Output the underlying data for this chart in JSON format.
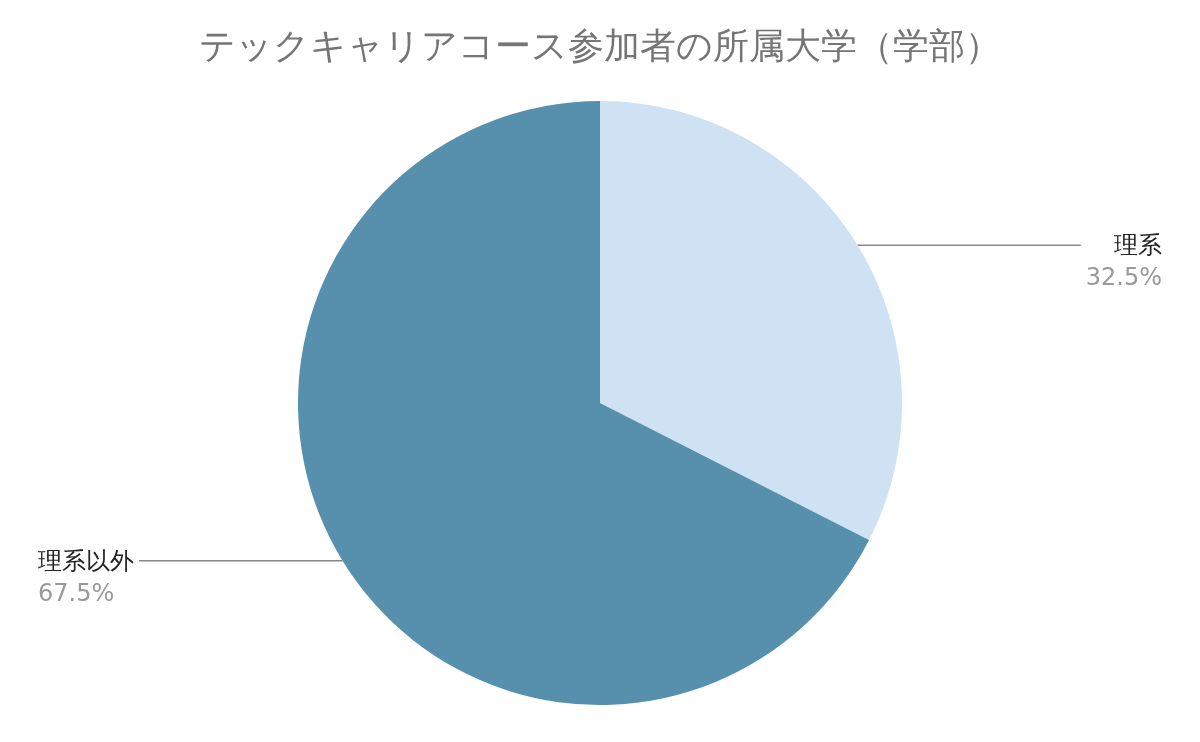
{
  "chart_data": {
    "type": "pie",
    "title": "テックキャリアコース参加者の所属大学（学部）",
    "categories": [
      "理系",
      "理系以外"
    ],
    "values": [
      32.5,
      67.5
    ],
    "value_labels": [
      "32.5%",
      "67.5%"
    ],
    "colors": [
      "#cfe2f3",
      "#5790ad"
    ]
  }
}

——

Task brief: Set down the records in full and exactly. Do not carry over any image.

Solution to the exercise:
Output the underlying data for this chart in JSON format.
{
  "chart_data": {
    "type": "pie",
    "title": "テックキャリアコース参加者の所属大学（学部）",
    "categories": [
      "理系",
      "理系以外"
    ],
    "values": [
      32.5,
      67.5
    ],
    "value_labels": [
      "32.5%",
      "67.5%"
    ],
    "colors": [
      "#cfe2f3",
      "#5790ad"
    ]
  }
}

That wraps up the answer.